| GIVEN INSTRUCTION |
Identify each line below containing the string "悪魔の力" and copy it.

| AVAILABLE DATA |
_ _ _ _ _

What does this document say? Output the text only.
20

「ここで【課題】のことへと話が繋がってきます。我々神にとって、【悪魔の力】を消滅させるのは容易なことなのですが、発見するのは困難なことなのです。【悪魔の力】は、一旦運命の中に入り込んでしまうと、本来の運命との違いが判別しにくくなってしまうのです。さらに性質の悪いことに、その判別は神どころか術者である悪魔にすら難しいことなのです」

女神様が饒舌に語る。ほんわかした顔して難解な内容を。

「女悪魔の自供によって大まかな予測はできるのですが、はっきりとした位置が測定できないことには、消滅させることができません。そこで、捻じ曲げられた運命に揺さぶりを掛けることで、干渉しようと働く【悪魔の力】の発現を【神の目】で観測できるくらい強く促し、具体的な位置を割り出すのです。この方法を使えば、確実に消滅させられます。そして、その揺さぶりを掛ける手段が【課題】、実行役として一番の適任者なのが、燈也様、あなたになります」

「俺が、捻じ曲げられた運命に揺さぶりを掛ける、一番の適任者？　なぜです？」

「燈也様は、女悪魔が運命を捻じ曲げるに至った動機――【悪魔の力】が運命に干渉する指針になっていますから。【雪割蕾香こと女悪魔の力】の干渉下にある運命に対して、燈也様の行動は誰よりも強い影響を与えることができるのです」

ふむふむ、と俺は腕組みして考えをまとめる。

_ _ _ _ _

| COMPLETE OUTPUT |
「ここで【課題】のことへと話が繋がってきます。我々神にとって、【悪魔の力】を消滅させるのは容易なことなのですが、発見するのは困難なことなのです。【悪魔の力】は、一旦運命の中に入り込んでしまうと、本来の運命との違いが判別しにくくなってしまうのです。さらに性質の悪いことに、その判別は神どころか術者である悪魔にすら難しいことなのです」
「女悪魔の自供によって大まかな予測はできるのですが、はっきりとした位置が測定できないことには、消滅させることができません。そこで、捻じ曲げられた運命に揺さぶりを掛けることで、干渉しようと働く【悪魔の力】の発現を【神の目】で観測できるくらい強く促し、具体的な位置を割り出すのです。この方法を使えば、確実に消滅させられます。そして、その揺さぶりを掛ける手段が【課題】、実行役として一番の適任者なのが、燈也様、あなたになります」
「燈也様は、女悪魔が運命を捻じ曲げるに至った動機――【悪魔の力】が運命に干渉する指針になっていますから。【雪割蕾香こと女悪魔の力】の干渉下にある運命に対して、燈也様の行動は誰よりも強い影響を与えることができるのです」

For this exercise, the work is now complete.